* **Directions**
Can the data below be set down again exactly, line for line?

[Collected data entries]
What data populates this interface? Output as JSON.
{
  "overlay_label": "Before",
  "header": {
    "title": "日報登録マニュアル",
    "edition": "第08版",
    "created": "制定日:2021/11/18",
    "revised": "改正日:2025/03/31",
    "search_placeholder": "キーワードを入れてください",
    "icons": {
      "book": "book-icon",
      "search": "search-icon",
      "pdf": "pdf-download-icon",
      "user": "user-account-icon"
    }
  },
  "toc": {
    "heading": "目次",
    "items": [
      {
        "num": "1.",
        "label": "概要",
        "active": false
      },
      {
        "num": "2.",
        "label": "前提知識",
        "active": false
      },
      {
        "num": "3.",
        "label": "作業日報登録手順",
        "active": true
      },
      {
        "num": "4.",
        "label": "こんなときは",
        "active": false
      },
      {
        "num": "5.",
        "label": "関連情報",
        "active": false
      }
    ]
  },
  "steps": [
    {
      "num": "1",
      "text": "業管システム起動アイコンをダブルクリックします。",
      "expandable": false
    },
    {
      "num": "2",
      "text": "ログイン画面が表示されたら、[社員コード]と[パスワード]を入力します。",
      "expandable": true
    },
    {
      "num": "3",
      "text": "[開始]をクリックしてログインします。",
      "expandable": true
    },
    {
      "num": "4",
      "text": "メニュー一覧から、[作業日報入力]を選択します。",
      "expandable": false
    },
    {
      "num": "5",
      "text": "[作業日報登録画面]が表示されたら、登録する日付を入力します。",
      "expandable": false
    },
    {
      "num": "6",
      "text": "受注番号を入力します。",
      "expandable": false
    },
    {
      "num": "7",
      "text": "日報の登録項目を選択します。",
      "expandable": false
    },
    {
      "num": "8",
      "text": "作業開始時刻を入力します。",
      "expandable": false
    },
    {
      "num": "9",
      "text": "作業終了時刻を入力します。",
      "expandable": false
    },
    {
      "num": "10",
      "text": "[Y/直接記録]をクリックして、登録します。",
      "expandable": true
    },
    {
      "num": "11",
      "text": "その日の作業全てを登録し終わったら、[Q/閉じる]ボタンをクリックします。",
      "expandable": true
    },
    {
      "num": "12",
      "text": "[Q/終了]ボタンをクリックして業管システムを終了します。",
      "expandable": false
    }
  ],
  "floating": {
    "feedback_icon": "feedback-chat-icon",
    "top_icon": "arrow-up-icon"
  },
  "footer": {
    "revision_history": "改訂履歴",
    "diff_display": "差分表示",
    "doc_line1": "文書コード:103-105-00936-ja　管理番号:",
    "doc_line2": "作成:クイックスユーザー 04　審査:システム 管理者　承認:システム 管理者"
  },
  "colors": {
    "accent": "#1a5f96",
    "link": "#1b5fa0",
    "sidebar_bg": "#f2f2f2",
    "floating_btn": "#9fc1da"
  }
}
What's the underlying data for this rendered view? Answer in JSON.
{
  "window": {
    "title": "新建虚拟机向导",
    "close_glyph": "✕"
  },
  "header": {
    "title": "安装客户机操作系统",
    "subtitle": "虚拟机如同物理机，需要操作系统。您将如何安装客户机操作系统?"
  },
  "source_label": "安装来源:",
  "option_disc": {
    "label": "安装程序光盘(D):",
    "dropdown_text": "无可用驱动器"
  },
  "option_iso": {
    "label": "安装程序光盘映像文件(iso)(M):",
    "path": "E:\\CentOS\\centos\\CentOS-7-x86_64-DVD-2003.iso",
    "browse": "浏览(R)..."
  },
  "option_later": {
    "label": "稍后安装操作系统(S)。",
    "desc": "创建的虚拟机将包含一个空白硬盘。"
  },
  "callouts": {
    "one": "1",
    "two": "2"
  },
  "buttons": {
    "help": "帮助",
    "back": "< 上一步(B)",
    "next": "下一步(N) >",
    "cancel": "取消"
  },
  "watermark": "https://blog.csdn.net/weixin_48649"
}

* **Solution to this task**
What data populates this interface? Output as JSON.
{
  "overlay_label": "Before",
  "header": {
    "title": "日報登録マニュアル",
    "edition": "第08版",
    "created": "制定日:2021/11/18",
    "revised": "改正日:2025/03/31",
    "search_placeholder": "キーワードを入れてください",
    "icons": {
      "book": "book-icon",
      "search": "search-icon",
      "pdf": "pdf-download-icon",
      "user": "user-account-icon"
    }
  },
  "toc": {
    "heading": "目次",
    "items": [
      {
        "num": "1.",
        "label": "概要",
        "active": false
      },
      {
        "num": "2.",
        "label": "前提知識",
        "active": false
      },
      {
        "num": "3.",
        "label": "作業日報登録手順",
        "active": true
      },
      {
        "num": "4.",
        "label": "こんなときは",
        "active": false
      },
      {
        "num": "5.",
        "label": "関連情報",
        "active": false
      }
    ]
  },
  "steps": [
    {
      "num": "1",
      "text": "業管システム起動アイコンをダブルクリックします。",
      "expandable": false
    },
    {
      "num": "2",
      "text": "ログイン画面が表示されたら、[社員コード]と[パスワード]を入力します。",
      "expandable": true
    },
    {
      "num": "3",
      "text": "[開始]をクリックしてログインします。",
      "expandable": true
    },
    {
      "num": "4",
      "text": "メニュー一覧から、[作業日報入力]を選択します。",
      "expandable": false
    },
    {
      "num": "5",
      "text": "[作業日報登録画面]が表示されたら、登録する日付を入力します。",
      "expandable": false
    },
    {
      "num": "6",
      "text": "受注番号を入力します。",
      "expandable": false
    },
    {
      "num": "7",
      "text": "日報の登録項目を選択します。",
      "expandable": false
    },
    {
      "num": "8",
      "text": "作業開始時刻を入力します。",
      "expandable": false
    },
    {
      "num": "9",
      "text": "作業終了時刻を入力します。",
      "expandable": false
    },
    {
      "num": "10",
      "text": "[Y/直接記録]をクリックして、登録します。",
      "expandable": true
    },
    {
      "num": "11",
      "text": "その日の作業全てを登録し終わったら、[Q/閉じる]ボタンをクリックします。",
      "expandable": true
    },
    {
      "num": "12",
      "text": "[Q/終了]ボタンをクリックして業管システムを終了します。",
      "expandable": false
    }
  ],
  "floating": {
    "feedback_icon": "feedback-chat-icon",
    "top_icon": "arrow-up-icon"
  },
  "footer": {
    "revision_history": "改訂履歴",
    "diff_display": "差分表示",
    "doc_line1": "文書コード:103-105-00936-ja　管理番号:",
    "doc_line2": "作成:クイックスユーザー 04　審査:システム 管理者　承認:システム 管理者"
  },
  "colors": {
    "accent": "#1a5f96",
    "link": "#1b5fa0",
    "sidebar_bg": "#f2f2f2",
    "floating_btn": "#9fc1da"
  }
}
What's the underlying data for this rendered view? Answer in JSON.
{
  "window": {
    "title": "新建虚拟机向导",
    "close_glyph": "✕"
  },
  "header": {
    "title": "安装客户机操作系统",
    "subtitle": "虚拟机如同物理机，需要操作系统。您将如何安装客户机操作系统?"
  },
  "source_label": "安装来源:",
  "option_disc": {
    "label": "安装程序光盘(D):",
    "dropdown_text": "无可用驱动器"
  },
  "option_iso": {
    "label": "安装程序光盘映像文件(iso)(M):",
    "path": "E:\\CentOS\\centos\\CentOS-7-x86_64-DVD-2003.iso",
    "browse": "浏览(R)..."
  },
  "option_later": {
    "label": "稍后安装操作系统(S)。",
    "desc": "创建的虚拟机将包含一个空白硬盘。"
  },
  "callouts": {
    "one": "1",
    "two": "2"
  },
  "buttons": {
    "help": "帮助",
    "back": "< 上一步(B)",
    "next": "下一步(N) >",
    "cancel": "取消"
  },
  "watermark": "https://blog.csdn.net/weixin_48649"
}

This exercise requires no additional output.